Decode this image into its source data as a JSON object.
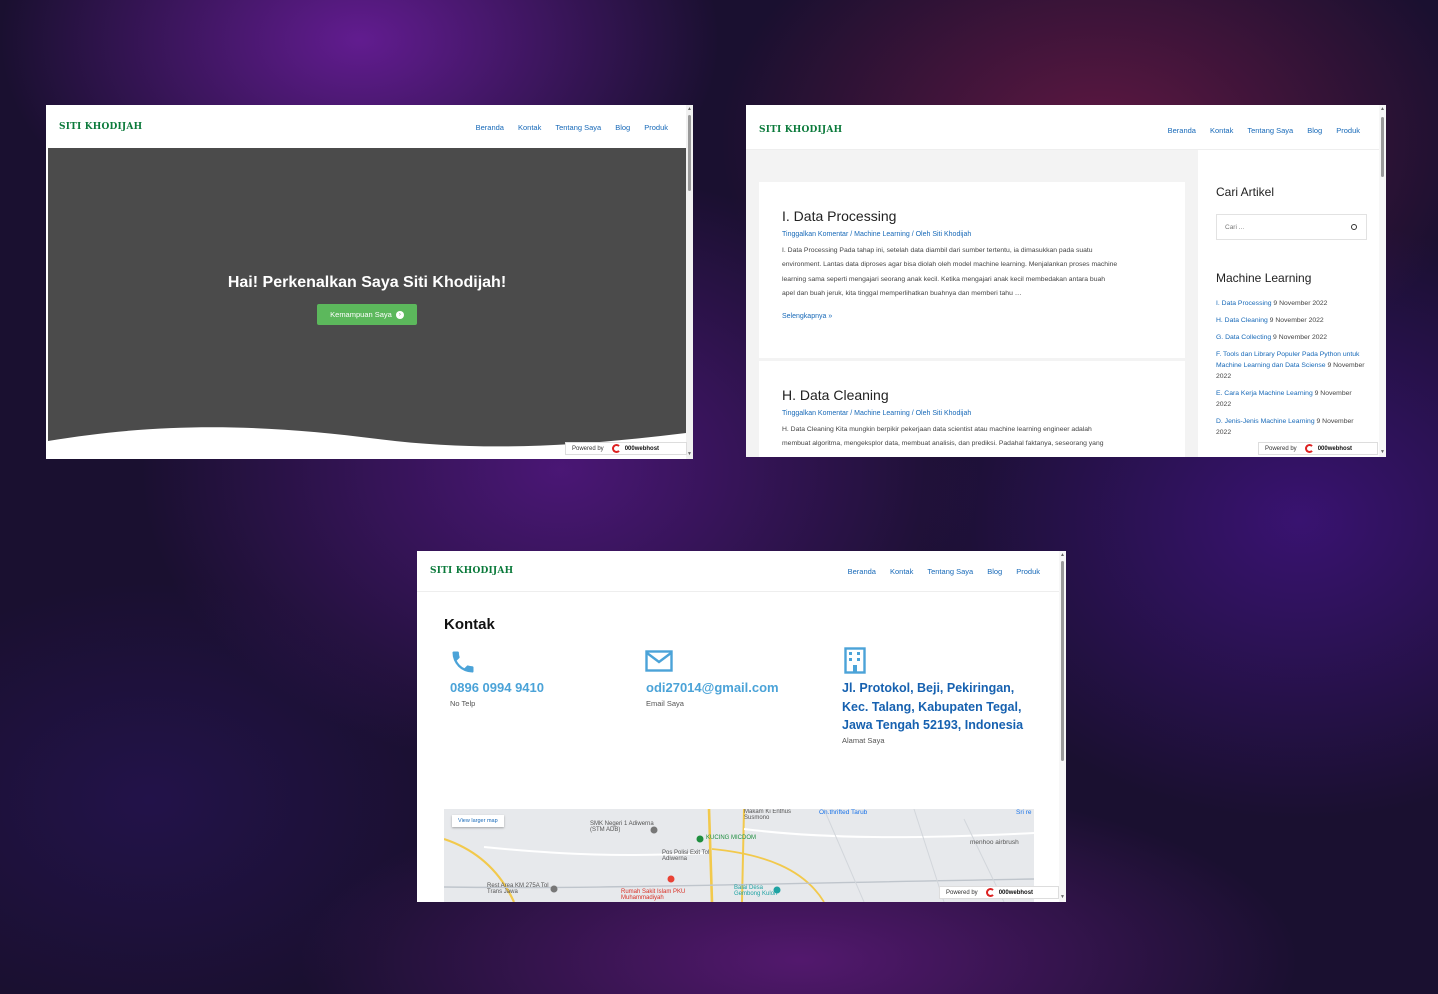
{
  "site": {
    "logo": "SITI KHODIJAH",
    "nav": [
      "Beranda",
      "Kontak",
      "Tentang Saya",
      "Blog",
      "Produk"
    ]
  },
  "powered": {
    "label": "Powered by",
    "brand": "000webhost"
  },
  "home": {
    "headline": "Hai! Perkenalkan Saya Siti Khodijah!",
    "button": "Kemampuan Saya"
  },
  "blog": {
    "posts": [
      {
        "title": "I. Data Processing",
        "meta": "Tinggalkan Komentar / Machine Learning / Oleh Siti Khodijah",
        "lines": [
          "I. Data Processing Pada tahap ini, setelah data diambil dari sumber tertentu, ia dimasukkan pada suatu",
          "environment. Lantas data diproses agar bisa diolah oleh model machine learning. Menjalankan proses machine",
          "learning sama seperti mengajari seorang anak kecil. Ketika mengajari anak kecil membedakan antara buah",
          "apel dan buah jeruk, kita tinggal memperlihatkan buahnya dan memberi tahu …"
        ],
        "more": "Selengkapnya »"
      },
      {
        "title": "H. Data Cleaning",
        "meta": "Tinggalkan Komentar / Machine Learning / Oleh Siti Khodijah",
        "lines": [
          "H. Data Cleaning Kita mungkin berpikir pekerjaan data scientist atau machine learning engineer adalah",
          "membuat algoritma, mengeksplor data, membuat analisis, dan prediksi. Padahal faktanya, seseorang yang"
        ]
      }
    ],
    "sidebar": {
      "search_title": "Cari Artikel",
      "search_placeholder": "Cari ...",
      "section_title": "Machine Learning",
      "items": [
        {
          "link": "I. Data Processing",
          "date": " 9 November 2022"
        },
        {
          "link": "H. Data Cleaning",
          "date": " 9 November 2022"
        },
        {
          "link": "G. Data Collecting",
          "date": " 9 November 2022"
        },
        {
          "link": "F. Tools dan Library Populer Pada Python untuk Machine Learning dan Data Sciense",
          "date": " 9 November 2022"
        },
        {
          "link": "E. Cara Kerja Machine Learning",
          "date": " 9 November 2022"
        },
        {
          "link": "D. Jenis-Jenis Machine Learning",
          "date": " 9 November 2022"
        }
      ]
    }
  },
  "contact": {
    "title": "Kontak",
    "phone": {
      "value": "0896 0994 9410",
      "label": "No Telp"
    },
    "email": {
      "value": "odi27014@gmail.com",
      "label": "Email Saya"
    },
    "address": {
      "value": "Jl. Protokol, Beji, Pekiringan, Kec. Talang, Kabupaten Tegal, Jawa Tengah 52193, Indonesia",
      "label": "Alamat Saya"
    },
    "map": {
      "button": "View larger map",
      "labels": [
        "SMK Negeri 1 Adiwerna (STM ADB)",
        "Makam Ki Enthus Susmono",
        "On.thrifted Tarub",
        "KUCING MICDOM",
        "Pos Polisi Exit Tol Adiwerna",
        "menhoo airbrush",
        "Rest Area KM 275A Tol Trans Jawa",
        "Rumah Sakit Islam PKU Muhammadiyah",
        "Balai Desa Gembong Kulon",
        "Sri re"
      ]
    }
  },
  "colors": {
    "brand_green": "#0b7a3b",
    "link_blue": "#1769b8",
    "hero_grey": "#4b4b4b",
    "button_green": "#5cb85c",
    "accent_blue": "#4ba3d8"
  }
}
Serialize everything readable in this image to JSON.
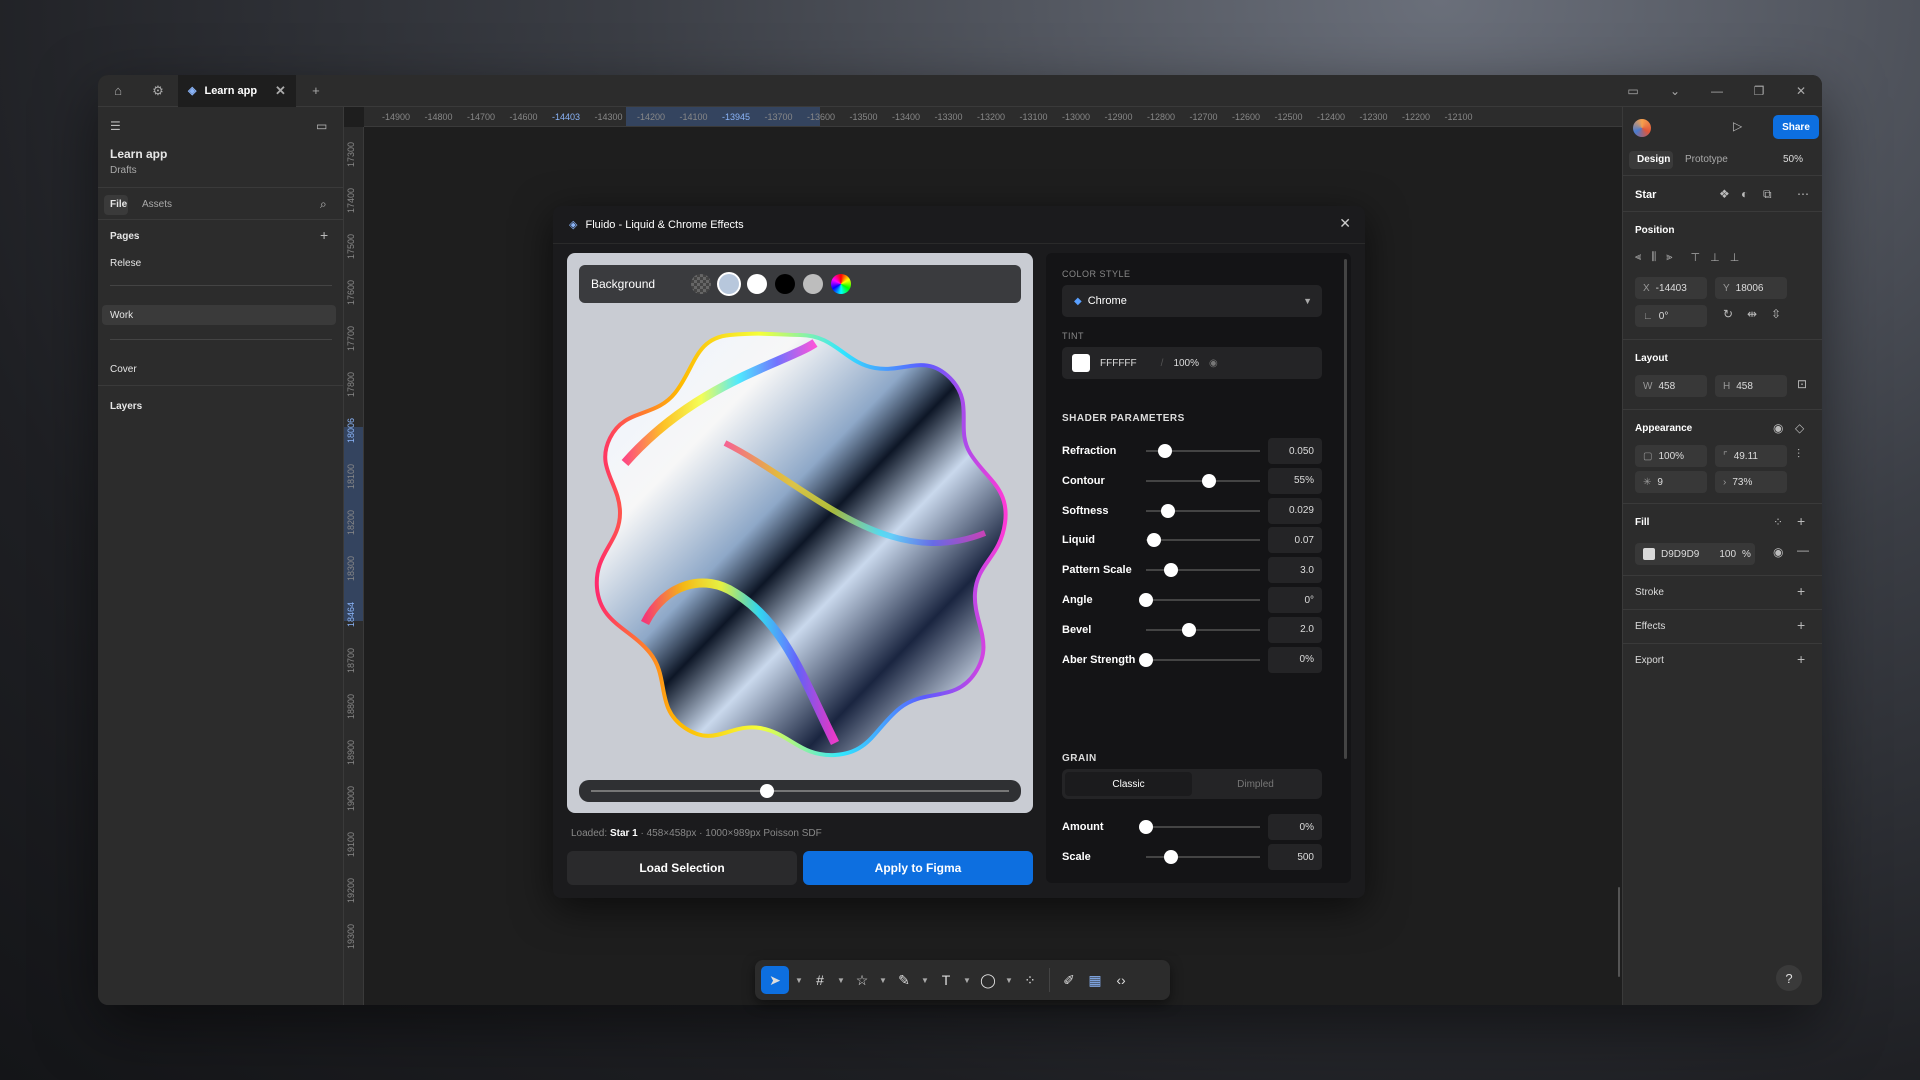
{
  "titlebar": {
    "tab_title": "Learn app",
    "add_tab": "+"
  },
  "ruler": {
    "h_ticks": [
      "-14900",
      "-14800",
      "-14700",
      "-14600",
      "-14403",
      "-14300",
      "-14200",
      "-14100",
      "-13945",
      "-13700",
      "-13600",
      "-13500",
      "-13400",
      "-13300",
      "-13200",
      "-13100",
      "-13000",
      "-12900",
      "-12800",
      "-12700",
      "-12600",
      "-12500",
      "-12400",
      "-12300",
      "-12200",
      "-12100"
    ],
    "v_ticks": [
      "17300",
      "17400",
      "17500",
      "17600",
      "17700",
      "17800",
      "18006",
      "18100",
      "18200",
      "18300",
      "18464",
      "18700",
      "18800",
      "18900",
      "19000",
      "19100",
      "19200",
      "19300"
    ]
  },
  "left_sidebar": {
    "project": "Learn app",
    "location": "Drafts",
    "tab_file": "File",
    "tab_assets": "Assets",
    "pages_heading": "Pages",
    "pages": [
      "Relese",
      "Work",
      "Cover"
    ],
    "layers_heading": "Layers"
  },
  "plugin": {
    "title": "Fluido - Liquid & Chrome Effects",
    "background_label": "Background",
    "loaded_prefix": "Loaded: ",
    "loaded_name": "Star 1",
    "loaded_info": " · 458×458px · 1000×989px Poisson SDF",
    "load_button": "Load Selection",
    "apply_button": "Apply to Figma",
    "timeline_position": 0.42,
    "color_style_label": "COLOR STYLE",
    "color_style_value": "Chrome",
    "tint_label": "TINT",
    "tint_hex": "FFFFFF",
    "tint_opacity": "100%",
    "shader_heading": "SHADER PARAMETERS",
    "params": [
      {
        "label": "Refraction",
        "value": "0.050",
        "pos": 0.17
      },
      {
        "label": "Contour",
        "value": "55%",
        "pos": 0.55
      },
      {
        "label": "Softness",
        "value": "0.029",
        "pos": 0.19
      },
      {
        "label": "Liquid",
        "value": "0.07",
        "pos": 0.07
      },
      {
        "label": "Pattern Scale",
        "value": "3.0",
        "pos": 0.22
      },
      {
        "label": "Angle",
        "value": "0°",
        "pos": 0.0
      },
      {
        "label": "Bevel",
        "value": "2.0",
        "pos": 0.38
      },
      {
        "label": "Aber Strength",
        "value": "0%",
        "pos": 0.0
      }
    ],
    "grain_heading": "GRAIN",
    "grain_classic": "Classic",
    "grain_dimpled": "Dimpled",
    "grain_params": [
      {
        "label": "Amount",
        "value": "0%",
        "pos": 0.0
      },
      {
        "label": "Scale",
        "value": "500",
        "pos": 0.22
      }
    ]
  },
  "right_sidebar": {
    "share": "Share",
    "tab_design": "Design",
    "tab_prototype": "Prototype",
    "zoom": "50%",
    "layer_name": "Star",
    "position_heading": "Position",
    "x_label": "X",
    "x_value": "-14403",
    "y_label": "Y",
    "y_value": "18006",
    "rotation": "0°",
    "layout_heading": "Layout",
    "w_label": "W",
    "w_value": "458",
    "h_label": "H",
    "h_value": "458",
    "appearance_heading": "Appearance",
    "opacity": "100%",
    "radius": "49.11",
    "count": "9",
    "ratio": "73%",
    "fill_heading": "Fill",
    "fill_hex": "D9D9D9",
    "fill_opacity": "100",
    "fill_pct": "%",
    "stroke_heading": "Stroke",
    "effects_heading": "Effects",
    "export_heading": "Export"
  },
  "help": "?"
}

§

Exercise task
Reproduce every record above exactly, but leave out the pictures.

Result
Decode this image into its source data as a JSON object.
{
  "site": {
    "logo": "SITI KHODIJAH",
    "nav": [
      "Beranda",
      "Kontak",
      "Tentang Saya",
      "Blog",
      "Produk"
    ]
  },
  "powered": {
    "label": "Powered by",
    "brand": "000webhost"
  },
  "home": {
    "headline": "Hai! Perkenalkan Saya Siti Khodijah!",
    "button": "Kemampuan Saya"
  },
  "blog": {
    "posts": [
      {
        "title": "I. Data Processing",
        "meta": "Tinggalkan Komentar / Machine Learning / Oleh Siti Khodijah",
        "lines": [
          "I. Data Processing Pada tahap ini, setelah data diambil dari sumber tertentu, ia dimasukkan pada suatu",
          "environment. Lantas data diproses agar bisa diolah oleh model machine learning. Menjalankan proses machine",
          "learning sama seperti mengajari seorang anak kecil. Ketika mengajari anak kecil membedakan antara buah",
          "apel dan buah jeruk, kita tinggal memperlihatkan buahnya dan memberi tahu …"
        ],
        "more": "Selengkapnya »"
      },
      {
        "title": "H. Data Cleaning",
        "meta": "Tinggalkan Komentar / Machine Learning / Oleh Siti Khodijah",
        "lines": [
          "H. Data Cleaning Kita mungkin berpikir pekerjaan data scientist atau machine learning engineer adalah",
          "membuat algoritma, mengeksplor data, membuat analisis, dan prediksi. Padahal faktanya, seseorang yang"
        ]
      }
    ],
    "sidebar": {
      "search_title": "Cari Artikel",
      "search_placeholder": "Cari ...",
      "section_title": "Machine Learning",
      "items": [
        {
          "link": "I. Data Processing",
          "date": " 9 November 2022"
        },
        {
          "link": "H. Data Cleaning",
          "date": " 9 November 2022"
        },
        {
          "link": "G. Data Collecting",
          "date": " 9 November 2022"
        },
        {
          "link": "F. Tools dan Library Populer Pada Python untuk Machine Learning dan Data Sciense",
          "date": " 9 November 2022"
        },
        {
          "link": "E. Cara Kerja Machine Learning",
          "date": " 9 November 2022"
        },
        {
          "link": "D. Jenis-Jenis Machine Learning",
          "date": " 9 November 2022"
        }
      ]
    }
  },
  "contact": {
    "title": "Kontak",
    "phone": {
      "value": "0896 0994 9410",
      "label": "No Telp"
    },
    "email": {
      "value": "odi27014@gmail.com",
      "label": "Email Saya"
    },
    "address": {
      "value": "Jl. Protokol, Beji, Pekiringan, Kec. Talang, Kabupaten Tegal, Jawa Tengah 52193, Indonesia",
      "label": "Alamat Saya"
    },
    "map": {
      "button": "View larger map",
      "labels": [
        "SMK Negeri 1 Adiwerna (STM ADB)",
        "Makam Ki Enthus Susmono",
        "On.thrifted Tarub",
        "KUCING MICDOM",
        "Pos Polisi Exit Tol Adiwerna",
        "menhoo airbrush",
        "Rest Area KM 275A Tol Trans Jawa",
        "Rumah Sakit Islam PKU Muhammadiyah",
        "Balai Desa Gembong Kulon",
        "Sri re"
      ]
    }
  },
  "colors": {
    "brand_green": "#0b7a3b",
    "link_blue": "#1769b8",
    "hero_grey": "#4b4b4b",
    "button_green": "#5cb85c",
    "accent_blue": "#4ba3d8"
  }
}
Serialize everything readable in this image to JSON.
{
  "titlebar": {
    "tab_title": "Learn app",
    "add_tab": "+"
  },
  "ruler": {
    "h_ticks": [
      "-14900",
      "-14800",
      "-14700",
      "-14600",
      "-14403",
      "-14300",
      "-14200",
      "-14100",
      "-13945",
      "-13700",
      "-13600",
      "-13500",
      "-13400",
      "-13300",
      "-13200",
      "-13100",
      "-13000",
      "-12900",
      "-12800",
      "-12700",
      "-12600",
      "-12500",
      "-12400",
      "-12300",
      "-12200",
      "-12100"
    ],
    "v_ticks": [
      "17300",
      "17400",
      "17500",
      "17600",
      "17700",
      "17800",
      "18006",
      "18100",
      "18200",
      "18300",
      "18464",
      "18700",
      "18800",
      "18900",
      "19000",
      "19100",
      "19200",
      "19300"
    ]
  },
  "left_sidebar": {
    "project": "Learn app",
    "location": "Drafts",
    "tab_file": "File",
    "tab_assets": "Assets",
    "pages_heading": "Pages",
    "pages": [
      "Relese",
      "Work",
      "Cover"
    ],
    "layers_heading": "Layers"
  },
  "plugin": {
    "title": "Fluido - Liquid & Chrome Effects",
    "background_label": "Background",
    "loaded_prefix": "Loaded: ",
    "loaded_name": "Star 1",
    "loaded_info": " · 458×458px · 1000×989px Poisson SDF",
    "load_button": "Load Selection",
    "apply_button": "Apply to Figma",
    "timeline_position": 0.42,
    "color_style_label": "COLOR STYLE",
    "color_style_value": "Chrome",
    "tint_label": "TINT",
    "tint_hex": "FFFFFF",
    "tint_opacity": "100%",
    "shader_heading": "SHADER PARAMETERS",
    "params": [
      {
        "label": "Refraction",
        "value": "0.050",
        "pos": 0.17
      },
      {
        "label": "Contour",
        "value": "55%",
        "pos": 0.55
      },
      {
        "label": "Softness",
        "value": "0.029",
        "pos": 0.19
      },
      {
        "label": "Liquid",
        "value": "0.07",
        "pos": 0.07
      },
      {
        "label": "Pattern Scale",
        "value": "3.0",
        "pos": 0.22
      },
      {
        "label": "Angle",
        "value": "0°",
        "pos": 0.0
      },
      {
        "label": "Bevel",
        "value": "2.0",
        "pos": 0.38
      },
      {
        "label": "Aber Strength",
        "value": "0%",
        "pos": 0.0
      }
    ],
    "grain_heading": "GRAIN",
    "grain_classic": "Classic",
    "grain_dimpled": "Dimpled",
    "grain_params": [
      {
        "label": "Amount",
        "value": "0%",
        "pos": 0.0
      },
      {
        "label": "Scale",
        "value": "500",
        "pos": 0.22
      }
    ]
  },
  "right_sidebar": {
    "share": "Share",
    "tab_design": "Design",
    "tab_prototype": "Prototype",
    "zoom": "50%",
    "layer_name": "Star",
    "position_heading": "Position",
    "x_label": "X",
    "x_value": "-14403",
    "y_label": "Y",
    "y_value": "18006",
    "rotation": "0°",
    "layout_heading": "Layout",
    "w_label": "W",
    "w_value": "458",
    "h_label": "H",
    "h_value": "458",
    "appearance_heading": "Appearance",
    "opacity": "100%",
    "radius": "49.11",
    "count": "9",
    "ratio": "73%",
    "fill_heading": "Fill",
    "fill_hex": "D9D9D9",
    "fill_opacity": "100",
    "fill_pct": "%",
    "stroke_heading": "Stroke",
    "effects_heading": "Effects",
    "export_heading": "Export"
  },
  "help": "?"
}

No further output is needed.